═════ Dataset

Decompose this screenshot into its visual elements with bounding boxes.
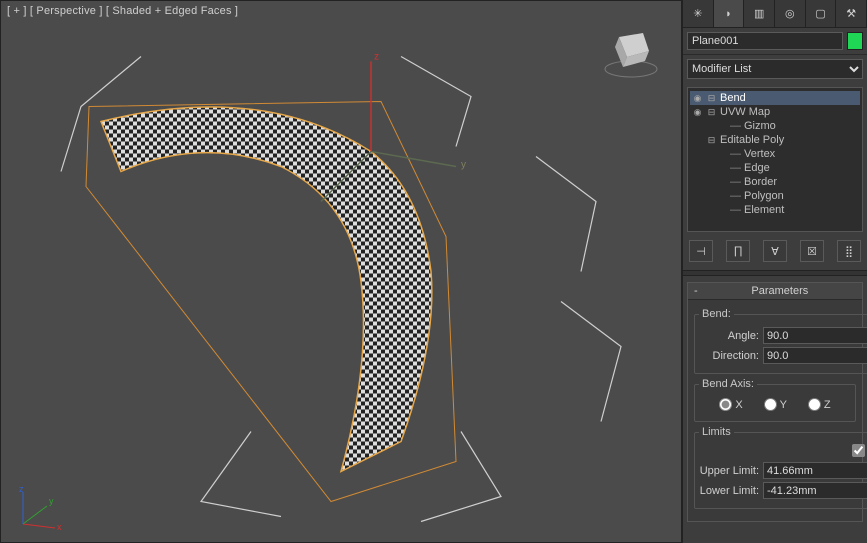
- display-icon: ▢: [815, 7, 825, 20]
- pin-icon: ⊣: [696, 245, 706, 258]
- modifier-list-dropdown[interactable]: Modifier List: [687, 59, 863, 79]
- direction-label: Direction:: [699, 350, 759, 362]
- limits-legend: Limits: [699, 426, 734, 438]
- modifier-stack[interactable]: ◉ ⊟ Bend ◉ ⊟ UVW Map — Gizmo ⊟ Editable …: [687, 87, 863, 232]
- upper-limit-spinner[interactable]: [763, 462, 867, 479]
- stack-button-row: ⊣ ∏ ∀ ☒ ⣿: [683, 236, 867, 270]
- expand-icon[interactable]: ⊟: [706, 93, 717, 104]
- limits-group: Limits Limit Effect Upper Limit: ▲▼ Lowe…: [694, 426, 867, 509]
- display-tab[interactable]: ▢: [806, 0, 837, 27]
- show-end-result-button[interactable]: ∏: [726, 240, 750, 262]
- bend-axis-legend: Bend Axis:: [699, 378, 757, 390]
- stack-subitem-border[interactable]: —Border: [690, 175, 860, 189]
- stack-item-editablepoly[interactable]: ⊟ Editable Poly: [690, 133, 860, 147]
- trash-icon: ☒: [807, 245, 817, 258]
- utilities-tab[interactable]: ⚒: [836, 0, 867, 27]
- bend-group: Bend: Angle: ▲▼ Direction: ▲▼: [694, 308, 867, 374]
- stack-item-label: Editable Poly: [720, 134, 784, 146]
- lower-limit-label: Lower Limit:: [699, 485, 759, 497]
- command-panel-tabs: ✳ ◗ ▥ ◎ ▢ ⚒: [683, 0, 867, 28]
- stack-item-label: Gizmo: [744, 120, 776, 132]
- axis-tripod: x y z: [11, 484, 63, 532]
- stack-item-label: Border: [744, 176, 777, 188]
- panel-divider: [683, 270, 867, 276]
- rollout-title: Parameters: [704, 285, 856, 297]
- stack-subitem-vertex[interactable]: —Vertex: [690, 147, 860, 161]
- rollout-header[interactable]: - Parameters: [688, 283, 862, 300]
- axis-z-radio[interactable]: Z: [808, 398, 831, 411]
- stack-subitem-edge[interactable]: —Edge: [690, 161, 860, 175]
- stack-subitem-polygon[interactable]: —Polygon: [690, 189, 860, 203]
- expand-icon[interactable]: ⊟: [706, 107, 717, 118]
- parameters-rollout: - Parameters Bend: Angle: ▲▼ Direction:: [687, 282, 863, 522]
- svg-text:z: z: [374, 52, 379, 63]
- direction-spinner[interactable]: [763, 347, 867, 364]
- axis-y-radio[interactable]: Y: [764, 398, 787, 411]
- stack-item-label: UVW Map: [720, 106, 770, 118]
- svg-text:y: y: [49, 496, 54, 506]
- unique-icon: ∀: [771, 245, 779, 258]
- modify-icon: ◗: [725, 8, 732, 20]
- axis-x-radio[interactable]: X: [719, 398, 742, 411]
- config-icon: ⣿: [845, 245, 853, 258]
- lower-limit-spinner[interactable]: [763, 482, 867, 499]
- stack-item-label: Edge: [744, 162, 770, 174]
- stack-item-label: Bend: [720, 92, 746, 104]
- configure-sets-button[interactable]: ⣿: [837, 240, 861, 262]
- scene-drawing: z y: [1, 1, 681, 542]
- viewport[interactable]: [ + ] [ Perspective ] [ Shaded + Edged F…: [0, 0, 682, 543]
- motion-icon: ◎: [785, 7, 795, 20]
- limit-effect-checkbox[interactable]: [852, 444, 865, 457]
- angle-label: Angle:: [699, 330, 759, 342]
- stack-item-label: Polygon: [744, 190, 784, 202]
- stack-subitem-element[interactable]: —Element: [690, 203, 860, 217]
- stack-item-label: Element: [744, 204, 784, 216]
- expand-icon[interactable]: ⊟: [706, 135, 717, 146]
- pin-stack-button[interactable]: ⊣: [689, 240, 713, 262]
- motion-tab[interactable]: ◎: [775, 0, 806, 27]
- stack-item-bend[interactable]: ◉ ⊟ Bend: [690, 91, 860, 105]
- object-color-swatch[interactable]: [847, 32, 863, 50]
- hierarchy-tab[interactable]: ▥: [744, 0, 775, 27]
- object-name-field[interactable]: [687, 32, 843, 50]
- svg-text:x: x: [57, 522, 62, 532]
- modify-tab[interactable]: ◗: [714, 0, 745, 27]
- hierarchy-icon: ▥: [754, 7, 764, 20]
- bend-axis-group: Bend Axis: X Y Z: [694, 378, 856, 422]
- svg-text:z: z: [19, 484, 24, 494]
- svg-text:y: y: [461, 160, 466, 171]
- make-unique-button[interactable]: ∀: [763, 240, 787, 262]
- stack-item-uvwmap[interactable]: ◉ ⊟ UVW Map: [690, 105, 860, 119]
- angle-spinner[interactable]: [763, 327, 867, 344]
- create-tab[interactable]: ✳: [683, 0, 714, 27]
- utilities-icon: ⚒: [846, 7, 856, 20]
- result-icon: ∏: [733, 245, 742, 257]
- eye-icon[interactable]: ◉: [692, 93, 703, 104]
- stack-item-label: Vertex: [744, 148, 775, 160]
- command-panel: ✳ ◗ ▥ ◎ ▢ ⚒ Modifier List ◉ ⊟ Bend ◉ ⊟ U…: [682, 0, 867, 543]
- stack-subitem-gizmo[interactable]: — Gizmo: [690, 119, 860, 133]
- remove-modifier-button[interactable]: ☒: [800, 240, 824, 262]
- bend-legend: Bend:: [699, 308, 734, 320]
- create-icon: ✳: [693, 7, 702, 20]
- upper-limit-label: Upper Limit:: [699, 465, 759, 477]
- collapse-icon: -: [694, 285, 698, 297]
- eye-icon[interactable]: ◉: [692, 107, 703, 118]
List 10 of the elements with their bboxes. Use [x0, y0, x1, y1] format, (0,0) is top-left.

══════════

Copy the entries above word for word, leaving out the pictures.

▶ _Written solution_
Decompose this screenshot into its visual elements with bounding boxes.
- display-icon: ▢: [815, 7, 825, 20]
- pin-icon: ⊣: [696, 245, 706, 258]
- modifier-list-dropdown[interactable]: Modifier List: [687, 59, 863, 79]
- direction-label: Direction:: [699, 350, 759, 362]
- limits-legend: Limits: [699, 426, 734, 438]
- modifier-stack[interactable]: ◉ ⊟ Bend ◉ ⊟ UVW Map — Gizmo ⊟ Editable …: [687, 87, 863, 232]
- upper-limit-spinner[interactable]: [763, 462, 867, 479]
- stack-button-row: ⊣ ∏ ∀ ☒ ⣿: [683, 236, 867, 270]
- expand-icon[interactable]: ⊟: [706, 93, 717, 104]
- limits-group: Limits Limit Effect Upper Limit: ▲▼ Lowe…: [694, 426, 867, 509]
- display-tab[interactable]: ▢: [806, 0, 837, 27]
- show-end-result-button[interactable]: ∏: [726, 240, 750, 262]
- bend-axis-legend: Bend Axis:: [699, 378, 757, 390]
- stack-subitem-border[interactable]: —Border: [690, 175, 860, 189]
- stack-item-editablepoly[interactable]: ⊟ Editable Poly: [690, 133, 860, 147]
- trash-icon: ☒: [807, 245, 817, 258]
- utilities-tab[interactable]: ⚒: [836, 0, 867, 27]
- bend-group: Bend: Angle: ▲▼ Direction: ▲▼: [694, 308, 867, 374]
- stack-item-label: Editable Poly: [720, 134, 784, 146]
- lower-limit-label: Lower Limit:: [699, 485, 759, 497]
- command-panel-tabs: ✳ ◗ ▥ ◎ ▢ ⚒: [683, 0, 867, 28]
- stack-item-label: Gizmo: [744, 120, 776, 132]
- axis-tripod: x y z: [11, 484, 63, 532]
- stack-item-label: Border: [744, 176, 777, 188]
- panel-divider: [683, 270, 867, 276]
- rollout-title: Parameters: [704, 285, 856, 297]
- stack-subitem-vertex[interactable]: —Vertex: [690, 147, 860, 161]
- rollout-header[interactable]: - Parameters: [688, 283, 862, 300]
- axis-z-radio[interactable]: Z: [808, 398, 831, 411]
- stack-subitem-edge[interactable]: —Edge: [690, 161, 860, 175]
- stack-subitem-polygon[interactable]: —Polygon: [690, 189, 860, 203]
- expand-icon[interactable]: ⊟: [706, 107, 717, 118]
- parameters-rollout: - Parameters Bend: Angle: ▲▼ Direction:: [687, 282, 863, 522]
- svg-text:z: z: [374, 52, 379, 63]
- direction-spinner[interactable]: [763, 347, 867, 364]
- axis-y-radio[interactable]: Y: [764, 398, 787, 411]
- stack-item-label: UVW Map: [720, 106, 770, 118]
- svg-text:y: y: [49, 496, 54, 506]
- unique-icon: ∀: [771, 245, 779, 258]
- modify-icon: ◗: [725, 8, 732, 20]
- axis-x-radio[interactable]: X: [719, 398, 742, 411]
- config-icon: ⣿: [845, 245, 853, 258]
- lower-limit-spinner[interactable]: [763, 482, 867, 499]
- stack-item-label: Edge: [744, 162, 770, 174]
- stack-item-label: Bend: [720, 92, 746, 104]
- configure-sets-button[interactable]: ⣿: [837, 240, 861, 262]
- scene-drawing: z y: [1, 1, 681, 542]
- viewport[interactable]: [ + ] [ Perspective ] [ Shaded + Edged F…: [0, 0, 682, 543]
- motion-icon: ◎: [785, 7, 795, 20]
- limit-effect-checkbox[interactable]: [852, 444, 865, 457]
- angle-label: Angle:: [699, 330, 759, 342]
- stack-item-label: Polygon: [744, 190, 784, 202]
- stack-subitem-element[interactable]: —Element: [690, 203, 860, 217]
- stack-item-label: Element: [744, 204, 784, 216]
- expand-icon[interactable]: ⊟: [706, 135, 717, 146]
- pin-stack-button[interactable]: ⊣: [689, 240, 713, 262]
- motion-tab[interactable]: ◎: [775, 0, 806, 27]
- stack-item-bend[interactable]: ◉ ⊟ Bend: [690, 91, 860, 105]
- object-color-swatch[interactable]: [847, 32, 863, 50]
- hierarchy-tab[interactable]: ▥: [744, 0, 775, 27]
- object-name-field[interactable]: [687, 32, 843, 50]
- svg-text:x: x: [57, 522, 62, 532]
- modify-tab[interactable]: ◗: [714, 0, 745, 27]
- hierarchy-icon: ▥: [754, 7, 764, 20]
- bend-axis-group: Bend Axis: X Y Z: [694, 378, 856, 422]
- svg-text:z: z: [19, 484, 24, 494]
- svg-text:y: y: [461, 160, 466, 171]
- make-unique-button[interactable]: ∀: [763, 240, 787, 262]
- stack-item-uvwmap[interactable]: ◉ ⊟ UVW Map: [690, 105, 860, 119]
- angle-spinner[interactable]: [763, 327, 867, 344]
- create-tab[interactable]: ✳: [683, 0, 714, 27]
- utilities-icon: ⚒: [846, 7, 856, 20]
- result-icon: ∏: [733, 245, 742, 257]
- eye-icon[interactable]: ◉: [692, 93, 703, 104]
- stack-item-label: Vertex: [744, 148, 775, 160]
- command-panel: ✳ ◗ ▥ ◎ ▢ ⚒ Modifier List ◉ ⊟ Bend ◉ ⊟ U…: [682, 0, 867, 543]
- stack-subitem-gizmo[interactable]: — Gizmo: [690, 119, 860, 133]
- remove-modifier-button[interactable]: ☒: [800, 240, 824, 262]
- bend-legend: Bend:: [699, 308, 734, 320]
- create-icon: ✳: [693, 7, 702, 20]
- upper-limit-label: Upper Limit:: [699, 465, 759, 477]
- collapse-icon: -: [694, 285, 698, 297]
- eye-icon[interactable]: ◉: [692, 107, 703, 118]
List 10 of the elements with their bboxes. Use [x0, y0, x1, y1] format, (0,0) is top-left.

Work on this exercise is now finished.